Entries supplied:
++++++++++++++++++++
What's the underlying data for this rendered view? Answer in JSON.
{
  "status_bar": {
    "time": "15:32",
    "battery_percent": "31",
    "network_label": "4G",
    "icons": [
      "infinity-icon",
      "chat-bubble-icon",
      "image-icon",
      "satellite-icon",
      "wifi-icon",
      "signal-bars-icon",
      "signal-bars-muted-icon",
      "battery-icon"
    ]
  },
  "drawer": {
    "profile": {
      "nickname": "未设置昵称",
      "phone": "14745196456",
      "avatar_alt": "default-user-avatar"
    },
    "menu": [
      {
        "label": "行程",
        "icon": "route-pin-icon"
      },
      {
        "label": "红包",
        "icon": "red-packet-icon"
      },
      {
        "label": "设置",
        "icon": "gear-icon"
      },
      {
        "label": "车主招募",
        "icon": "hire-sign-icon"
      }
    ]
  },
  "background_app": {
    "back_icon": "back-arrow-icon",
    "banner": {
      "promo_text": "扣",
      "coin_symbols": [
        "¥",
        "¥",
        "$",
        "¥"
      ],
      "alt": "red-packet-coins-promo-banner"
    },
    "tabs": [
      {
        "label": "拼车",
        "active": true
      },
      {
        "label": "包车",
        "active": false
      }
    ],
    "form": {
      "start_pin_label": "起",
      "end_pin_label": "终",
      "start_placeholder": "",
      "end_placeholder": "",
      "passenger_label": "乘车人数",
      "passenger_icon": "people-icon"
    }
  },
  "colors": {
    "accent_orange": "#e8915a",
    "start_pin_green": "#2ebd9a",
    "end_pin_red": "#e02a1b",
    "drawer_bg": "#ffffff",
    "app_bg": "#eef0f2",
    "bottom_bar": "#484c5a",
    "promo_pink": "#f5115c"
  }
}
++++++++++++++++++++
Retype all of the material, keeping each line exact.

Response to the exercise:
What's the underlying data for this rendered view? Answer in JSON.
{
  "status_bar": {
    "time": "15:32",
    "battery_percent": "31",
    "network_label": "4G",
    "icons": [
      "infinity-icon",
      "chat-bubble-icon",
      "image-icon",
      "satellite-icon",
      "wifi-icon",
      "signal-bars-icon",
      "signal-bars-muted-icon",
      "battery-icon"
    ]
  },
  "drawer": {
    "profile": {
      "nickname": "未设置昵称",
      "phone": "14745196456",
      "avatar_alt": "default-user-avatar"
    },
    "menu": [
      {
        "label": "行程",
        "icon": "route-pin-icon"
      },
      {
        "label": "红包",
        "icon": "red-packet-icon"
      },
      {
        "label": "设置",
        "icon": "gear-icon"
      },
      {
        "label": "车主招募",
        "icon": "hire-sign-icon"
      }
    ]
  },
  "background_app": {
    "back_icon": "back-arrow-icon",
    "banner": {
      "promo_text": "扣",
      "coin_symbols": [
        "¥",
        "¥",
        "$",
        "¥"
      ],
      "alt": "red-packet-coins-promo-banner"
    },
    "tabs": [
      {
        "label": "拼车",
        "active": true
      },
      {
        "label": "包车",
        "active": false
      }
    ],
    "form": {
      "start_pin_label": "起",
      "end_pin_label": "终",
      "start_placeholder": "",
      "end_placeholder": "",
      "passenger_label": "乘车人数",
      "passenger_icon": "people-icon"
    }
  },
  "colors": {
    "accent_orange": "#e8915a",
    "start_pin_green": "#2ebd9a",
    "end_pin_red": "#e02a1b",
    "drawer_bg": "#ffffff",
    "app_bg": "#eef0f2",
    "bottom_bar": "#484c5a",
    "promo_pink": "#f5115c"
  }
}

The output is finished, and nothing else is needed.